# [To be done]
From the listing below, pick out each line with the word "this".

(Source data)
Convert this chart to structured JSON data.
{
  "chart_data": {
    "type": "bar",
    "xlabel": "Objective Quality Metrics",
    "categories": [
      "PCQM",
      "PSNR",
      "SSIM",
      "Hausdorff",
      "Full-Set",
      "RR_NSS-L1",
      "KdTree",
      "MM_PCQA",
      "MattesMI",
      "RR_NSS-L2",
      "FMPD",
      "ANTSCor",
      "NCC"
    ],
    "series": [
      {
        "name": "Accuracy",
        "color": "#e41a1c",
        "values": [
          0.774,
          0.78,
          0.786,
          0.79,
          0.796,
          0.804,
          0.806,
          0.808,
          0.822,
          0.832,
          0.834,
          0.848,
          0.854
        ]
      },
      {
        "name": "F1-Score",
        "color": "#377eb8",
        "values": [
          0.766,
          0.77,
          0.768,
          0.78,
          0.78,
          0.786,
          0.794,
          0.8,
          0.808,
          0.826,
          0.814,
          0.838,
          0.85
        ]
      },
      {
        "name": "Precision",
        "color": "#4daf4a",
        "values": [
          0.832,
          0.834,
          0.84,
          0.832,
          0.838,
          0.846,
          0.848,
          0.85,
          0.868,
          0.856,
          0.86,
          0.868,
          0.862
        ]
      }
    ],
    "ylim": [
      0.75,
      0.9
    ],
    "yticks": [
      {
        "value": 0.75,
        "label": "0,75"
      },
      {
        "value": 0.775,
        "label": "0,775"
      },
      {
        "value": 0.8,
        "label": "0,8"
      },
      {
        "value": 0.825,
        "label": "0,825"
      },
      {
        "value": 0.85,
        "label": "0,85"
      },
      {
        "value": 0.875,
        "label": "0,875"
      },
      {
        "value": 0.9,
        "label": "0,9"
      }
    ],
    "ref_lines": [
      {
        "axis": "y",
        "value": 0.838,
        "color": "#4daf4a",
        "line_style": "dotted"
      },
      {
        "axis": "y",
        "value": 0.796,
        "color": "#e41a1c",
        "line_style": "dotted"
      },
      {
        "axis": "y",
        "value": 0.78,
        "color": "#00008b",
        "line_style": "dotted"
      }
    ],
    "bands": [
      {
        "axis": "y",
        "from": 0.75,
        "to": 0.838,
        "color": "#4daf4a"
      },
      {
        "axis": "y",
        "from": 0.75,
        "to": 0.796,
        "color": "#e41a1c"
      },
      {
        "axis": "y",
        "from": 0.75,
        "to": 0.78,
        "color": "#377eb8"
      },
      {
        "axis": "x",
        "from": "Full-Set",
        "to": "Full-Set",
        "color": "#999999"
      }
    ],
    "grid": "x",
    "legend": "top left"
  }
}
---
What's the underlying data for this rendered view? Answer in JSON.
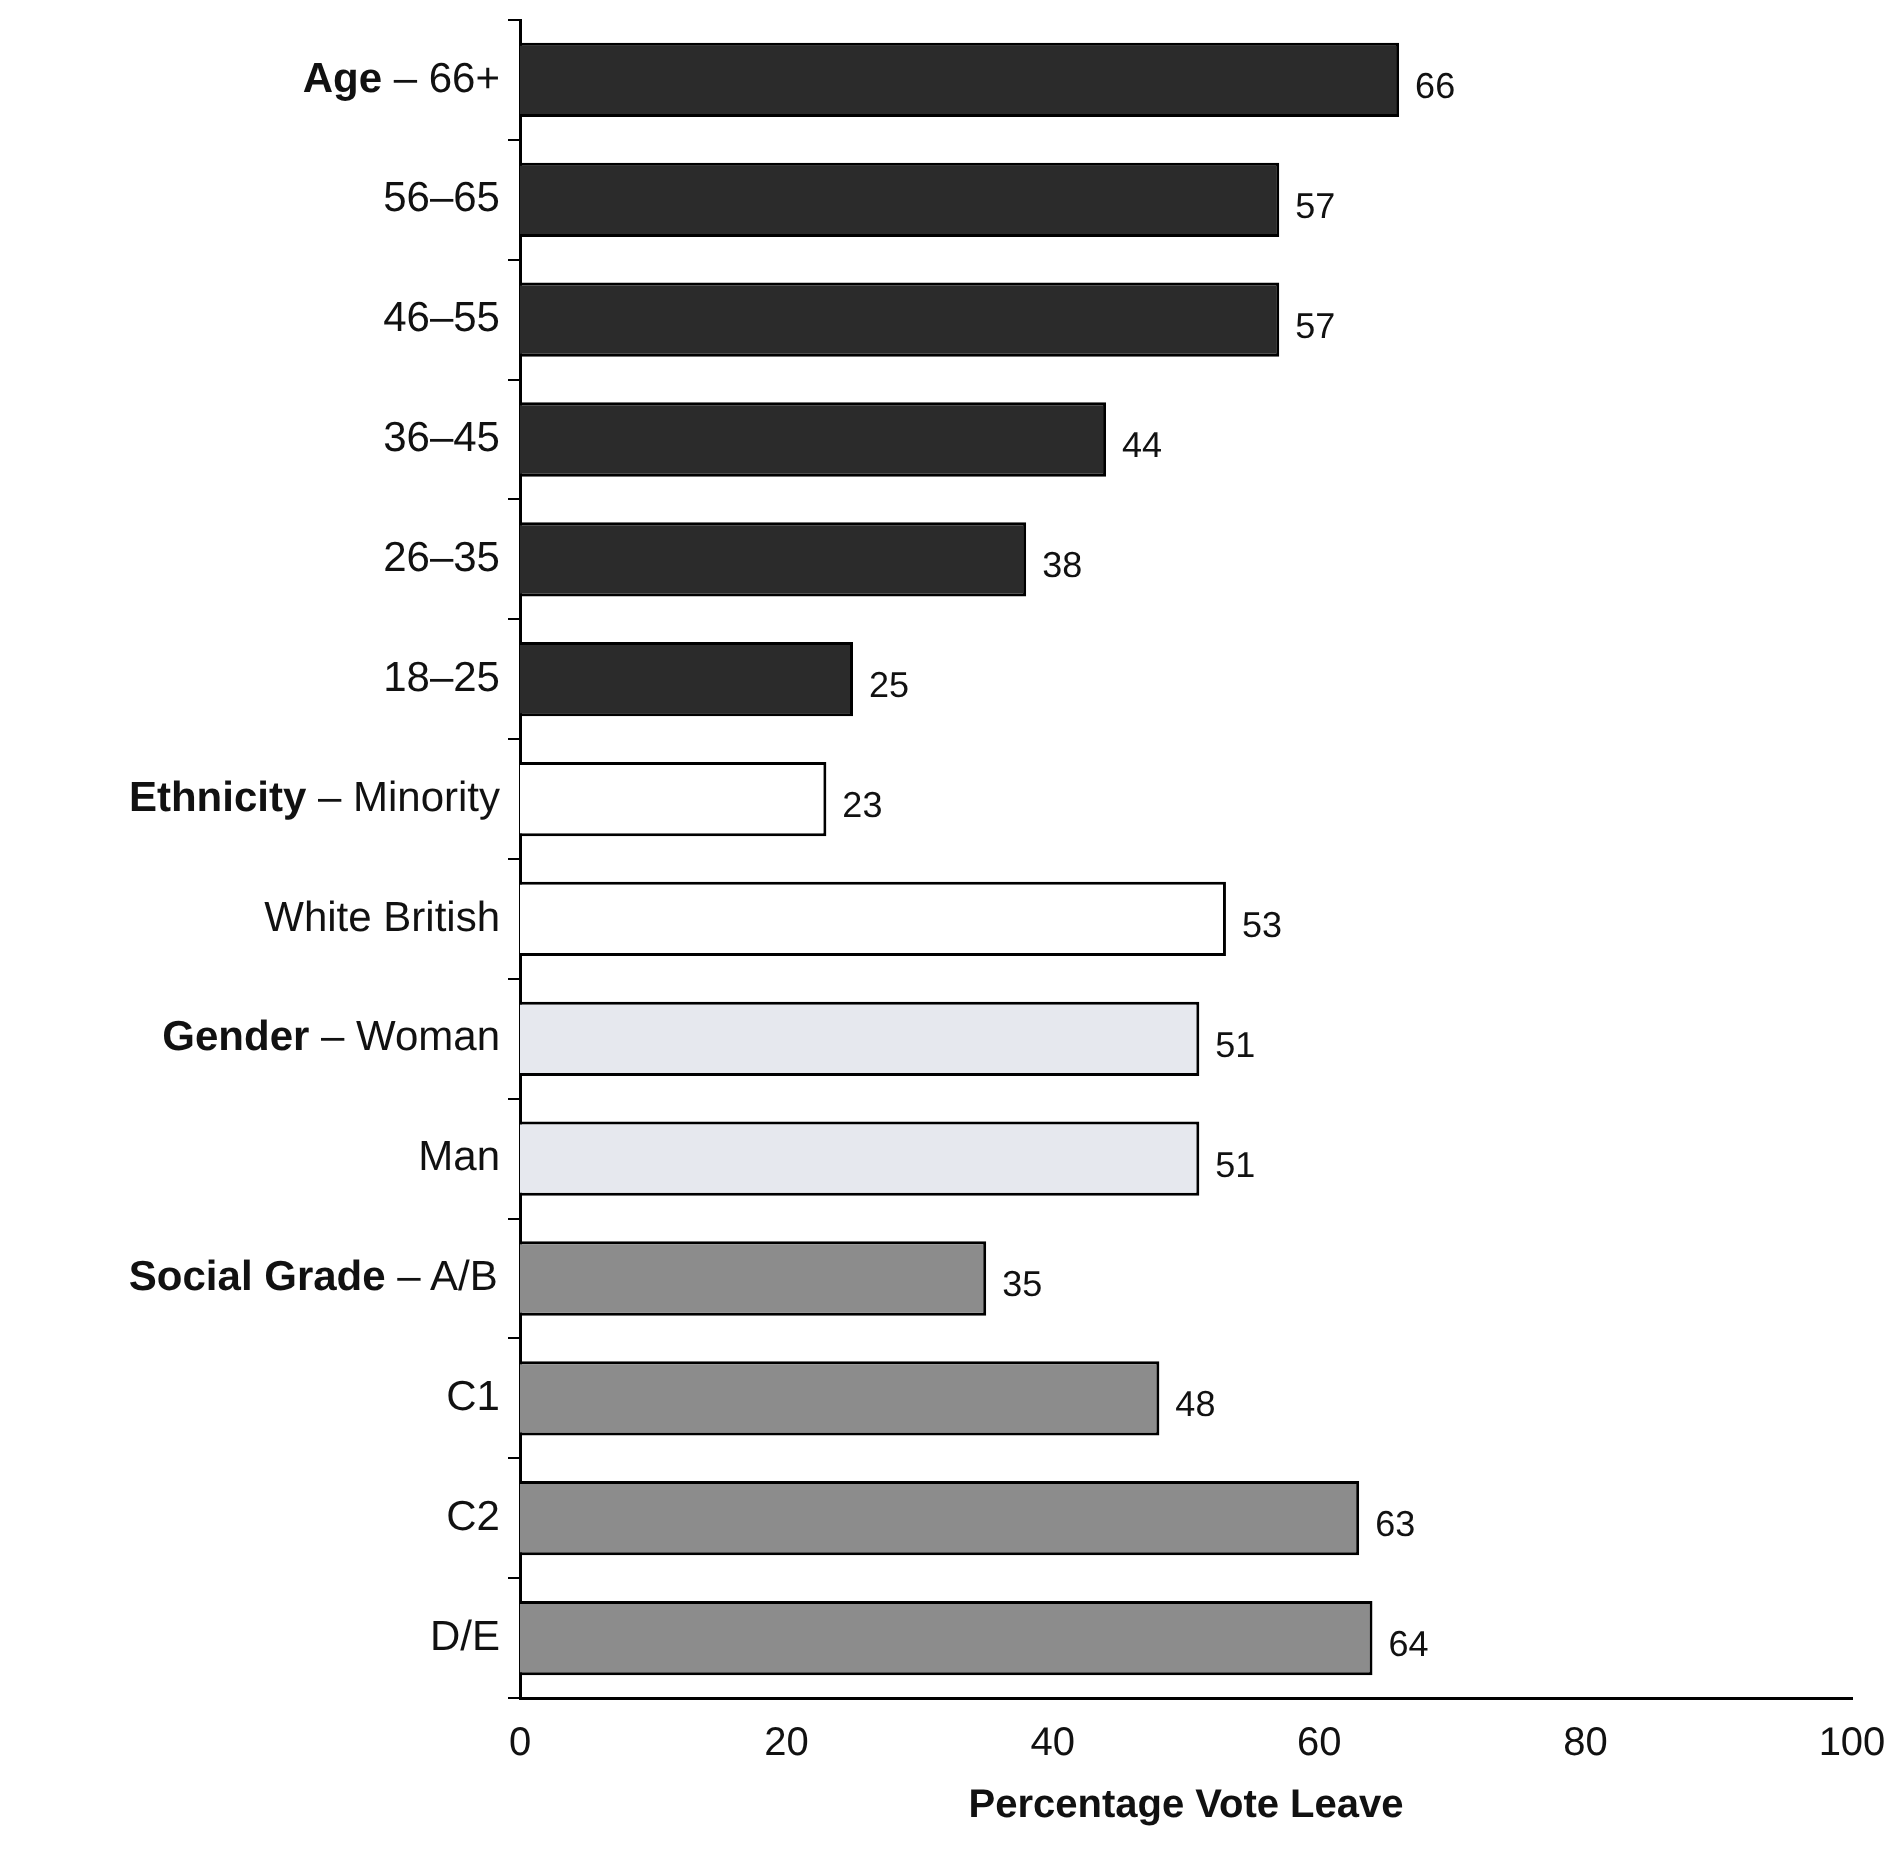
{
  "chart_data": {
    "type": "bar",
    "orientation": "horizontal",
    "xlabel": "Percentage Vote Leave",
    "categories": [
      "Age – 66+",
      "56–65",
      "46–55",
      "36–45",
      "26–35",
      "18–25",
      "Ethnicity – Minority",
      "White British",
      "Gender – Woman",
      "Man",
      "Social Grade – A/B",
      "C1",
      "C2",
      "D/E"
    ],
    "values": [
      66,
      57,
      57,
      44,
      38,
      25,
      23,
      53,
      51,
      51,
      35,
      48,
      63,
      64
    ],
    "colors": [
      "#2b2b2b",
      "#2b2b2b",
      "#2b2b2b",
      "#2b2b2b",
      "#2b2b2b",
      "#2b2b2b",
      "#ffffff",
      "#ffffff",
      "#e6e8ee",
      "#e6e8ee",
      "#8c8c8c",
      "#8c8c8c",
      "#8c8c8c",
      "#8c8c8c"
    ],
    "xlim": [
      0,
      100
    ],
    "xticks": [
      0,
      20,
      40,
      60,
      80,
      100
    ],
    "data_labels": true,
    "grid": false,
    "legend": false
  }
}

# [The response]
Convert this chart to structured JSON data.
What's the underlying data for this rendered view? Answer in JSON.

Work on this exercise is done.